### Short problem
Where a line contains the string "title", copy that line.

### Given entries
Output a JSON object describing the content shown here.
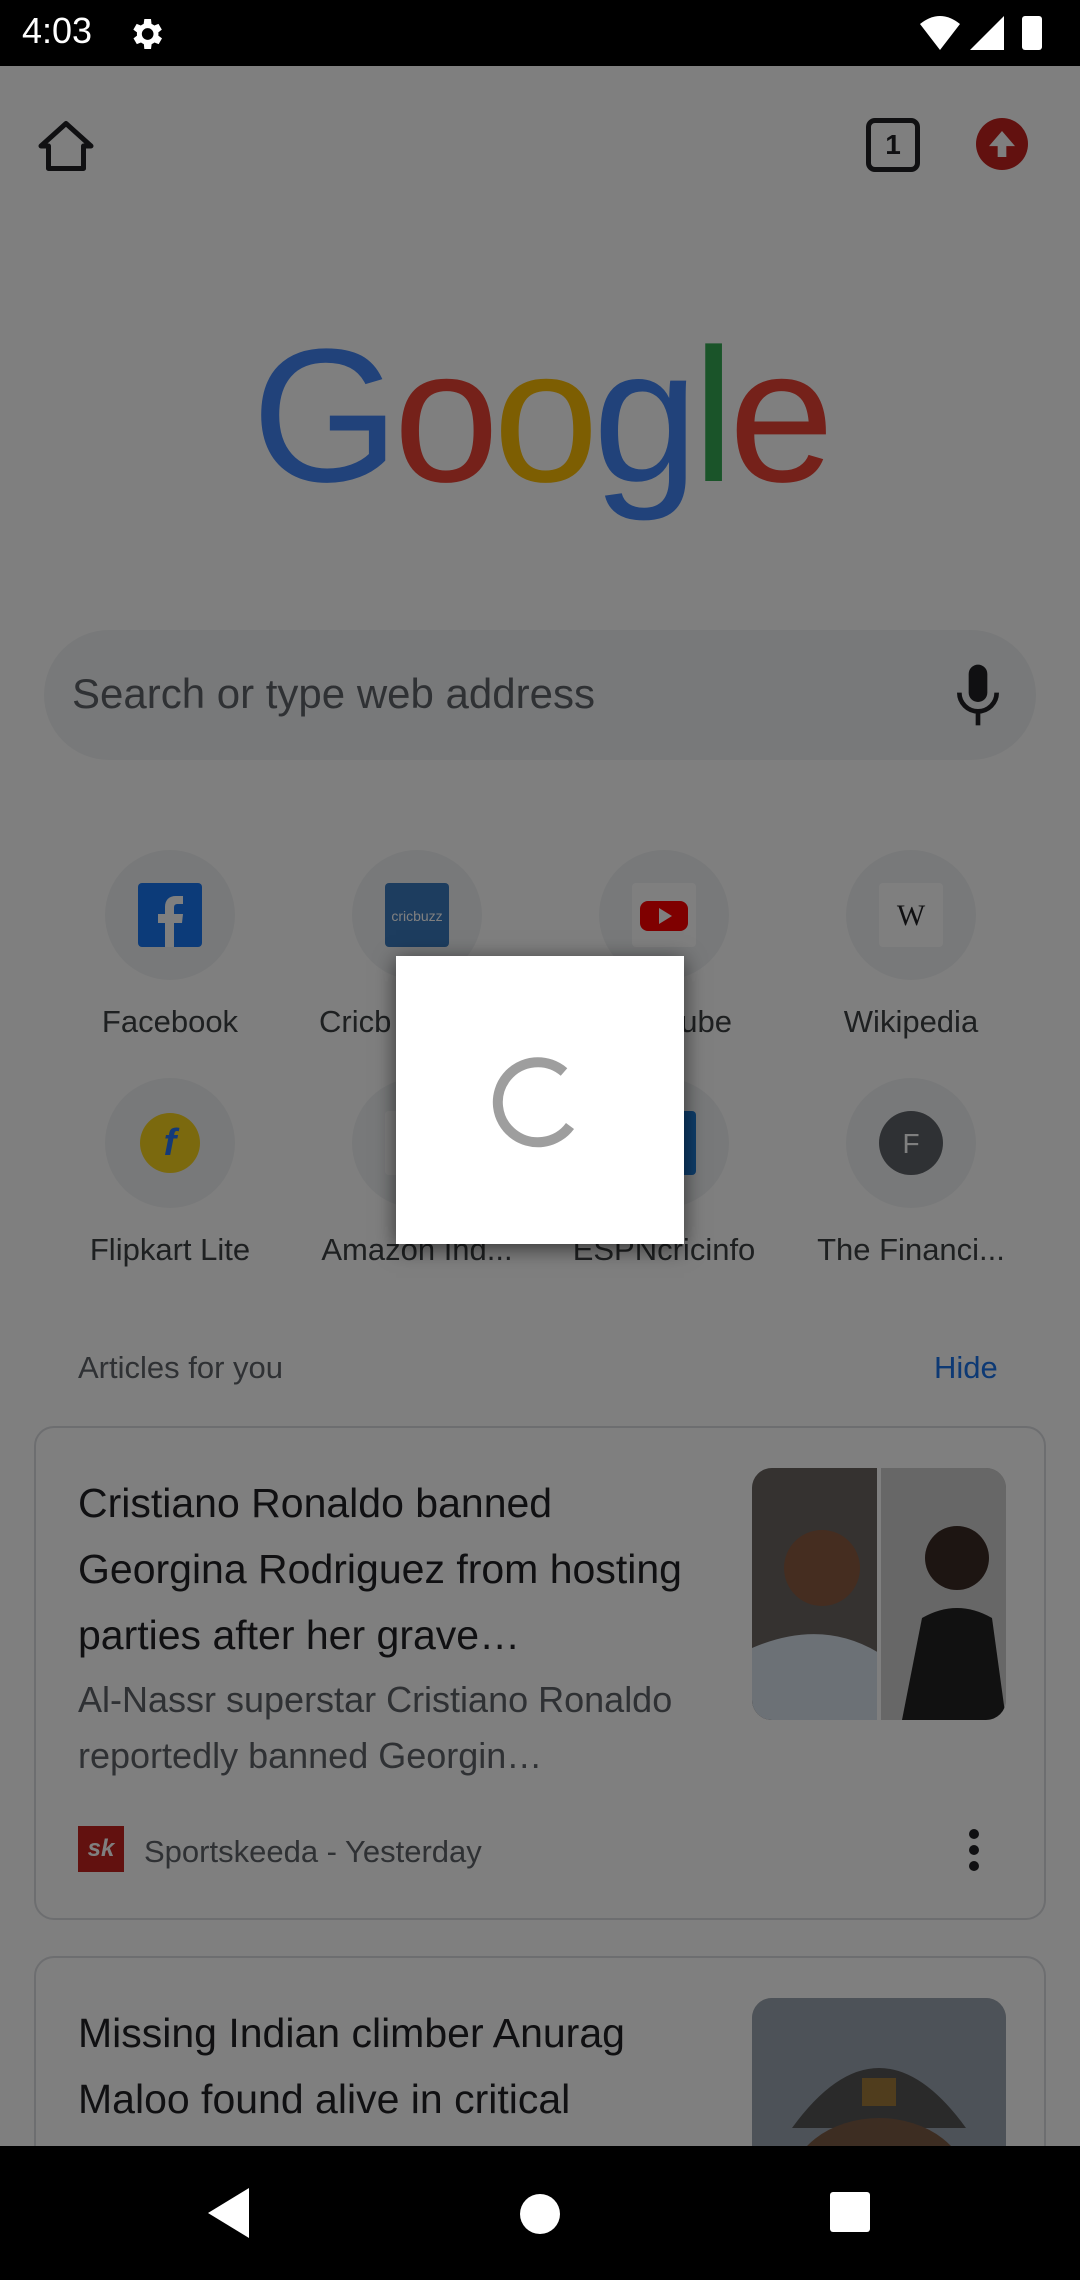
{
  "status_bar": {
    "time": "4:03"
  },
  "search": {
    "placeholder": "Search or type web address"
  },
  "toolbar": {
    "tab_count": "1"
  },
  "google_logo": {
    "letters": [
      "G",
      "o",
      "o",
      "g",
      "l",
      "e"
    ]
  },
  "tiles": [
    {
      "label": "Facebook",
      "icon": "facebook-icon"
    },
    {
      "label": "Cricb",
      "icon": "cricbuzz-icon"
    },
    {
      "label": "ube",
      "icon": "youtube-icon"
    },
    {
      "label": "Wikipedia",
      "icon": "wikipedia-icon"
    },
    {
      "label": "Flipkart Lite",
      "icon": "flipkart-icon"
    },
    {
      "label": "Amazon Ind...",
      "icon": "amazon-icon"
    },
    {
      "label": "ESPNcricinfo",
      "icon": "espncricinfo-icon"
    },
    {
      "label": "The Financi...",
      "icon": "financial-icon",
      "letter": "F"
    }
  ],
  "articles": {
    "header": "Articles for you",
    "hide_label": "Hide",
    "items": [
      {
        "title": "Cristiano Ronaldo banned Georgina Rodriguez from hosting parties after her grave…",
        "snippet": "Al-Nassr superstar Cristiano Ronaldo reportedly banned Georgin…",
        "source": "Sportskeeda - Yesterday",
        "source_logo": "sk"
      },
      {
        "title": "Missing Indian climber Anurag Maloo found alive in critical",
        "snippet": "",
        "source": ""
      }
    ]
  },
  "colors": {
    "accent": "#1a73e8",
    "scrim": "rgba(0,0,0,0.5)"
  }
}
* * *
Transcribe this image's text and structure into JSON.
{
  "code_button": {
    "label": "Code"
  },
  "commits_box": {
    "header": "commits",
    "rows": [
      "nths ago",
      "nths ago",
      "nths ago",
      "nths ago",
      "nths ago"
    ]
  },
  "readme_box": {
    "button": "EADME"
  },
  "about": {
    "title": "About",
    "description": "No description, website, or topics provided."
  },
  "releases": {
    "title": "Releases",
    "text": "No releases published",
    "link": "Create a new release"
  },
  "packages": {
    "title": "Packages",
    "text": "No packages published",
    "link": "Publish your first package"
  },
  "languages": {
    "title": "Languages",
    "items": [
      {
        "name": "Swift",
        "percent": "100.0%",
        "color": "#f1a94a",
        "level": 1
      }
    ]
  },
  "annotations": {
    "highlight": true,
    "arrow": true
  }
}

### Exercise result
        "title": "Cristiano Ronaldo banned Georgina Rodriguez from hosting parties after her grave…",
        "title": "Missing Indian climber Anurag Maloo found alive in critical",
    "title": "About",
    "title": "Releases",
    "title": "Packages",
    "title": "Languages",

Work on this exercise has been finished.